▸ PROMPT: Recast the rows, starting at the first one and ending at the one containing "cell-abc1: 3+ cuartos", as a Markdown table with the columns Number and Content. Leave out any blank lines.

>> BEGIN STORED DATA

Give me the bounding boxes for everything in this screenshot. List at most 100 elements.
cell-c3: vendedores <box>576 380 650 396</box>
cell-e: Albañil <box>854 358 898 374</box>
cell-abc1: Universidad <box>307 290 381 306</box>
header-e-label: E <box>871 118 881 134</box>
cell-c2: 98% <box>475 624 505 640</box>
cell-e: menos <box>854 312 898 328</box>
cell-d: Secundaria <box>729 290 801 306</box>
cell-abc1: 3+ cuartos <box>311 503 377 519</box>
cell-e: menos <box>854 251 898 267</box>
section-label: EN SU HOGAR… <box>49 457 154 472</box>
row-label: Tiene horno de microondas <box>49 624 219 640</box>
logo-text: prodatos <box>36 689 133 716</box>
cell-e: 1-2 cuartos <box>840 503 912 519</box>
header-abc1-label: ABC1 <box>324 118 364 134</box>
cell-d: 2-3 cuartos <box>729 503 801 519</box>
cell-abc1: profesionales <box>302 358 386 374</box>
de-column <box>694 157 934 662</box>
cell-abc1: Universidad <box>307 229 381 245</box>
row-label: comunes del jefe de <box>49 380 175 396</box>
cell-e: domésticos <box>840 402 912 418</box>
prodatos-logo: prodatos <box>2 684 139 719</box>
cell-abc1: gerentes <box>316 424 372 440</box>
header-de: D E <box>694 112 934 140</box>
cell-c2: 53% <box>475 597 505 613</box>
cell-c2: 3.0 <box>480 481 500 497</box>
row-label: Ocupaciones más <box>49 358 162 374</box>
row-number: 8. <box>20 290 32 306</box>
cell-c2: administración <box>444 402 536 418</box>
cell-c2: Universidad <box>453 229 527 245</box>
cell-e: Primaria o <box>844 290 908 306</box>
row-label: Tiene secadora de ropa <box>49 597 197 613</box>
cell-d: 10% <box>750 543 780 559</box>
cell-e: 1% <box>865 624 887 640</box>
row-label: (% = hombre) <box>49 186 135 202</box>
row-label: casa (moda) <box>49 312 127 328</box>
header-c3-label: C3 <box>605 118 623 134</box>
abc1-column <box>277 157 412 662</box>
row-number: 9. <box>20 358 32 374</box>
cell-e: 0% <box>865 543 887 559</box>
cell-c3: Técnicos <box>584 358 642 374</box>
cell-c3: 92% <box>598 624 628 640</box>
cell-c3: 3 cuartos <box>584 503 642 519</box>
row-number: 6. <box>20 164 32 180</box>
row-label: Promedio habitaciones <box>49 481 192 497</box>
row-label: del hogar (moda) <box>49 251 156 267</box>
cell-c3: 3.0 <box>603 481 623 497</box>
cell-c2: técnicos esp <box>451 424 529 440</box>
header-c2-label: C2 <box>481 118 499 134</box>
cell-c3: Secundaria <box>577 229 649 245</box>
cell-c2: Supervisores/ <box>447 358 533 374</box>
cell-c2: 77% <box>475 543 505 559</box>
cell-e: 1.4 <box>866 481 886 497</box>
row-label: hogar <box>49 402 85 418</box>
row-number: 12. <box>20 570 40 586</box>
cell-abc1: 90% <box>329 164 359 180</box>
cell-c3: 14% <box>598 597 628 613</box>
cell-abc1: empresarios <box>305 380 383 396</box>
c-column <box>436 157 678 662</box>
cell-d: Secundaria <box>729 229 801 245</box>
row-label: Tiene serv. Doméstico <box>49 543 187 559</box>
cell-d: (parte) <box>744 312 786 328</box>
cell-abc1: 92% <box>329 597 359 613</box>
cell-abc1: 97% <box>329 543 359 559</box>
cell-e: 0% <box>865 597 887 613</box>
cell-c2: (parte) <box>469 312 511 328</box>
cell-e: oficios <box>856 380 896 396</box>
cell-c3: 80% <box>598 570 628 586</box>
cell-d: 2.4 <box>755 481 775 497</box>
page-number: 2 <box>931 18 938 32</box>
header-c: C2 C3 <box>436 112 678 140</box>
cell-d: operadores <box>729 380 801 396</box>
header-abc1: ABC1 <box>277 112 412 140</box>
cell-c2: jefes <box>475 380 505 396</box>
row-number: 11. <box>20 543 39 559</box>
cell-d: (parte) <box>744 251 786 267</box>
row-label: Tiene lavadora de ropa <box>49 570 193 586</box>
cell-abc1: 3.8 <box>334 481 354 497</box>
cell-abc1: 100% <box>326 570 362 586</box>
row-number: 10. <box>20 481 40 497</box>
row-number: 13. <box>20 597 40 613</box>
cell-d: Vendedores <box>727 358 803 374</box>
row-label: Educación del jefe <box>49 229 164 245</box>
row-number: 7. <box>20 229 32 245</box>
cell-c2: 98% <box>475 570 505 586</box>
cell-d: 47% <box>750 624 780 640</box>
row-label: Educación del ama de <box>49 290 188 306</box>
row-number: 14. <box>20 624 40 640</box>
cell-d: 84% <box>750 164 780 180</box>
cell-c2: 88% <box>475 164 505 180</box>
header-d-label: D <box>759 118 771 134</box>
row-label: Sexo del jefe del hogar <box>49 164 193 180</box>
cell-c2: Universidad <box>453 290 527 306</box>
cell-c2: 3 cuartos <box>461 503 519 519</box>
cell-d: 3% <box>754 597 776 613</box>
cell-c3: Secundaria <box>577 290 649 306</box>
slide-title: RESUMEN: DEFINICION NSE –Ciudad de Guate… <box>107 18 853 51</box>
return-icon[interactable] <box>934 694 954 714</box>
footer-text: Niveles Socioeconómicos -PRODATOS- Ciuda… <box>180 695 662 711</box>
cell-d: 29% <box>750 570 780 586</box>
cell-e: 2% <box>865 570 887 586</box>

>> END STORED DATA

▸ COMPLETE RESPONSE:
| Number | Content |
|---|---|
| 1 | Give me the bounding boxes for everything in this screenshot. List at most 100 elements. |
| 2 | cell-c3: vendedores <box>576 380 650 396</box> |
| 3 | cell-e: Albañil <box>854 358 898 374</box> |
| 4 | cell-abc1: Universidad <box>307 290 381 306</box> |
| 5 | header-e-label: E <box>871 118 881 134</box> |
| 6 | cell-c2: 98% <box>475 624 505 640</box> |
| 7 | cell-e: menos <box>854 312 898 328</box> |
| 8 | cell-d: Secundaria <box>729 290 801 306</box> |
| 9 | cell-abc1: 3+ cuartos <box>311 503 377 519</box> |